* _EXERCISE DETAILS_
Find the word "обработки" in the listing; pull out each line holding it.

===============

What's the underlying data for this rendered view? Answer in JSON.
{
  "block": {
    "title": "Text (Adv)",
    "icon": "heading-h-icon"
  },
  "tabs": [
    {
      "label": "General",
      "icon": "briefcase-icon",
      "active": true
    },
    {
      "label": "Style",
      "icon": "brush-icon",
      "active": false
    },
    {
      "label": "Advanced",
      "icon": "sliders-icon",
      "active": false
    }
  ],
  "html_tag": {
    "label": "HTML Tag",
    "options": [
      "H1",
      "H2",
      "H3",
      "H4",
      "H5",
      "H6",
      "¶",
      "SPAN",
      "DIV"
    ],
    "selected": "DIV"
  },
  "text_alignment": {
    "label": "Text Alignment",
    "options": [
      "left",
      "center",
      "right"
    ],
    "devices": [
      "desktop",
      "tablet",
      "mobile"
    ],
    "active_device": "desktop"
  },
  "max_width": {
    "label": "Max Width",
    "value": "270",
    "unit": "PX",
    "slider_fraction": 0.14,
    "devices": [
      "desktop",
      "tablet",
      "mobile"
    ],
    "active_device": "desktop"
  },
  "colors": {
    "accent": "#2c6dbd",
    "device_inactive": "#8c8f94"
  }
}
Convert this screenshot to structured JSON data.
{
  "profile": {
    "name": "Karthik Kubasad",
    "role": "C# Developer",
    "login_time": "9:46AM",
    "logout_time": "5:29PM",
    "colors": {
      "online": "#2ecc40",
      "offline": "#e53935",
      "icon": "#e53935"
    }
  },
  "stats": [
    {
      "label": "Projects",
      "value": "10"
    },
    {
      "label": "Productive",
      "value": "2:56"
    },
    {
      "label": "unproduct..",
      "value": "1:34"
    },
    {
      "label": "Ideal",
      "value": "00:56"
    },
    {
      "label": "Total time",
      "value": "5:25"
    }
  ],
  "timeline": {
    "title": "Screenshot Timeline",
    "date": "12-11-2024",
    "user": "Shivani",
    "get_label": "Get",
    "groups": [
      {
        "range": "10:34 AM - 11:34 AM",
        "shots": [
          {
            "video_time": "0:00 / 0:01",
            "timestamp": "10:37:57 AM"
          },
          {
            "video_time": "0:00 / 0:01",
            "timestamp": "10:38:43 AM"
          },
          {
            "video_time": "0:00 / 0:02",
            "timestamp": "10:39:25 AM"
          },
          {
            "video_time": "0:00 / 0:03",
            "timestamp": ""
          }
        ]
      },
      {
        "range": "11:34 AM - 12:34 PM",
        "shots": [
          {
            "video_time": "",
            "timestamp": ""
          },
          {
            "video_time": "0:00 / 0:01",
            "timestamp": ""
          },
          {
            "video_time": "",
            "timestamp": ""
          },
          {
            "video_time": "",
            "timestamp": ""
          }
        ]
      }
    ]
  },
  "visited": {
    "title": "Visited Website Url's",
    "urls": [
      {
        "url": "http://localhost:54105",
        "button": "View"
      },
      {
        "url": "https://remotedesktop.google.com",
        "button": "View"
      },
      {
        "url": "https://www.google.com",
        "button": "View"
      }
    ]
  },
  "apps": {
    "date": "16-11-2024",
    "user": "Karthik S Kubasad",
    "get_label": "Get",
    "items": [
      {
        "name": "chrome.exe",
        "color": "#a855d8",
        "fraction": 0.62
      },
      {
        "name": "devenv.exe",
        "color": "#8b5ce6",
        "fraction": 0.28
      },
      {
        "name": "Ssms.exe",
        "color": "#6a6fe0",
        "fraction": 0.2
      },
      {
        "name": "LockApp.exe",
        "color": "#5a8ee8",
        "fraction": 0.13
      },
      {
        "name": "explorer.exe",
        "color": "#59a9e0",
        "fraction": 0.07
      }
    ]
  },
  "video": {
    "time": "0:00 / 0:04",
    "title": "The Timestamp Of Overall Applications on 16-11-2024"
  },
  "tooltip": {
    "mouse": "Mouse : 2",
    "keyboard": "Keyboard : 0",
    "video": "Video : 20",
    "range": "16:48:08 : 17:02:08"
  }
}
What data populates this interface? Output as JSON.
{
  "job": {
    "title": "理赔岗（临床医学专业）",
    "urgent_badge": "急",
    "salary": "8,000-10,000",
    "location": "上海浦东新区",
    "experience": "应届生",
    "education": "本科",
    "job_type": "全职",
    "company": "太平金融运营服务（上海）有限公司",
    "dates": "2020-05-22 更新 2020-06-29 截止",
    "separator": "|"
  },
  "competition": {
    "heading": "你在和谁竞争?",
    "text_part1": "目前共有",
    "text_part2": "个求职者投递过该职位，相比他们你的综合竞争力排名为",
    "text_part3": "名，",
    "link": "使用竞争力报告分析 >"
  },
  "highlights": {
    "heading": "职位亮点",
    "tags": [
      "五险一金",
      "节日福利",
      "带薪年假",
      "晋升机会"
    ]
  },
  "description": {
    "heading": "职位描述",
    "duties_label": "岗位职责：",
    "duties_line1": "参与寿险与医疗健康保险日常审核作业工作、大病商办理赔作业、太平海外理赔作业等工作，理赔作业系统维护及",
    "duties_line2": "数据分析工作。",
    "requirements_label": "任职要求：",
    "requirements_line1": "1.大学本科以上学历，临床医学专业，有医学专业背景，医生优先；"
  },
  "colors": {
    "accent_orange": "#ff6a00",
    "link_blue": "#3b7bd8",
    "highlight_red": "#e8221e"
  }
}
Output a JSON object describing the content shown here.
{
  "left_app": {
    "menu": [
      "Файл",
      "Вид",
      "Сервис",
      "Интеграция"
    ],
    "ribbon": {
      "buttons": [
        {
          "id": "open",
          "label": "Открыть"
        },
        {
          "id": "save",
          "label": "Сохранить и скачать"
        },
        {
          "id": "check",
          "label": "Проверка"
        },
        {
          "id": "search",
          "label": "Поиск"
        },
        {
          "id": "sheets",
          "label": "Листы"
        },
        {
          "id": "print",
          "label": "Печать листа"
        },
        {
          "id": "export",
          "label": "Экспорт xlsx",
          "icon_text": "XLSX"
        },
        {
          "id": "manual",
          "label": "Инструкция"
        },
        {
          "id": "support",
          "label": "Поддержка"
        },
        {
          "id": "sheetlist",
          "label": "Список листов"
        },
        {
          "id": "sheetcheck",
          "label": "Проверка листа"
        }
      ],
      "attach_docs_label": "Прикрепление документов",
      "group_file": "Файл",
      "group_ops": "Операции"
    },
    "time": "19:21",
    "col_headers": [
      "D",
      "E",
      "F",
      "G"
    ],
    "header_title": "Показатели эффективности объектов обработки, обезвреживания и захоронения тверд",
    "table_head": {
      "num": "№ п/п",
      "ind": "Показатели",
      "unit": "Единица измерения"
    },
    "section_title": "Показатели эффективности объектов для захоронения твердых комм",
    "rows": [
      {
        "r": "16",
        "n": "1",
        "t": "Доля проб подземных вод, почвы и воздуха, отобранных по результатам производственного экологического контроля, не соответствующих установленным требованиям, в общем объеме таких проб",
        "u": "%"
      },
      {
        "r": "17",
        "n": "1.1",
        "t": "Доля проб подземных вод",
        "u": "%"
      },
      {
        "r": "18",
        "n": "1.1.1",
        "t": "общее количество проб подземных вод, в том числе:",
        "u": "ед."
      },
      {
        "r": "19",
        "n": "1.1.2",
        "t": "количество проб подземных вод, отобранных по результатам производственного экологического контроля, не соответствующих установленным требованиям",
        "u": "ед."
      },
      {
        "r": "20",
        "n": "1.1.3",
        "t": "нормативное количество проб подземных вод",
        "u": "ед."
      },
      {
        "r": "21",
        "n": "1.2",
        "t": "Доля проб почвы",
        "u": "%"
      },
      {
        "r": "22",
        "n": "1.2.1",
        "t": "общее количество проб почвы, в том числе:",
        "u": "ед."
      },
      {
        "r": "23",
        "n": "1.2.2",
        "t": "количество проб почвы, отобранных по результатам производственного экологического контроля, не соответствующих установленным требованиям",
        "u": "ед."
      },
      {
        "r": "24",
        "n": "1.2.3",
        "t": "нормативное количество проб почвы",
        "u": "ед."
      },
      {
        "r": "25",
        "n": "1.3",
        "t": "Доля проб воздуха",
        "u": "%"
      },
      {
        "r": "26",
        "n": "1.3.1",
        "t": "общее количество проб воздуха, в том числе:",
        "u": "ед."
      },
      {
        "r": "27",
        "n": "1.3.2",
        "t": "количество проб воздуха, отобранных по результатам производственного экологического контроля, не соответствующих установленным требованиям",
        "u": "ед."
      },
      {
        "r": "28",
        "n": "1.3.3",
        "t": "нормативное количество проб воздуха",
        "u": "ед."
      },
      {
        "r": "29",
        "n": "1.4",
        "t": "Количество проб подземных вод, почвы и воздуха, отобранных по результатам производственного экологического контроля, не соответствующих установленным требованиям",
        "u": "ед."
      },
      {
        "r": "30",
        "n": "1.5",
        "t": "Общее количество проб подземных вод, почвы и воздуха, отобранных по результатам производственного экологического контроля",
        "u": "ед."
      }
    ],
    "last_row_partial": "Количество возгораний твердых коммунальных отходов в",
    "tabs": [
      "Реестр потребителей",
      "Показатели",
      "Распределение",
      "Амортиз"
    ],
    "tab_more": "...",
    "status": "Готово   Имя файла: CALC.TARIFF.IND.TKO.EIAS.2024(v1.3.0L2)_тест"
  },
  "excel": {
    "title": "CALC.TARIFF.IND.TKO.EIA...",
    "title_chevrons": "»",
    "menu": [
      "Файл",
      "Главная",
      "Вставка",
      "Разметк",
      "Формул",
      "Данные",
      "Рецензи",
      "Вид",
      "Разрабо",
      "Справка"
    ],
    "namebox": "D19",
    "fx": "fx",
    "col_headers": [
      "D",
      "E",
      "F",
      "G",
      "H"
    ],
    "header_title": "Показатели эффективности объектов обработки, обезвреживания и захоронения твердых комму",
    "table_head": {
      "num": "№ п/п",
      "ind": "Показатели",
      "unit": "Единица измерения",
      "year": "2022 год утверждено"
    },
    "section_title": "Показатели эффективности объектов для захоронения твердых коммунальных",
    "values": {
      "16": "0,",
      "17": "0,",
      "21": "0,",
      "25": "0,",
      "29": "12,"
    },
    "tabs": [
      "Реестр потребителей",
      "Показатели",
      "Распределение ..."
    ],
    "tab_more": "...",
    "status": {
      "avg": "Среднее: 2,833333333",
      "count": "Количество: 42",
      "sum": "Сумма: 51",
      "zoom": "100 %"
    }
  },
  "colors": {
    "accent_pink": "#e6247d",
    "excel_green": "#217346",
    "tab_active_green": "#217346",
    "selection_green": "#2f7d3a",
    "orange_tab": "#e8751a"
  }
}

===============

* _RESPONSE TO THIS TASK_
    "header_title": "Показатели эффективности объектов обработки, обезвреживания и захоронения тверд",
    "header_title": "Показатели эффективности объектов обработки, обезвреживания и захоронения твердых комму",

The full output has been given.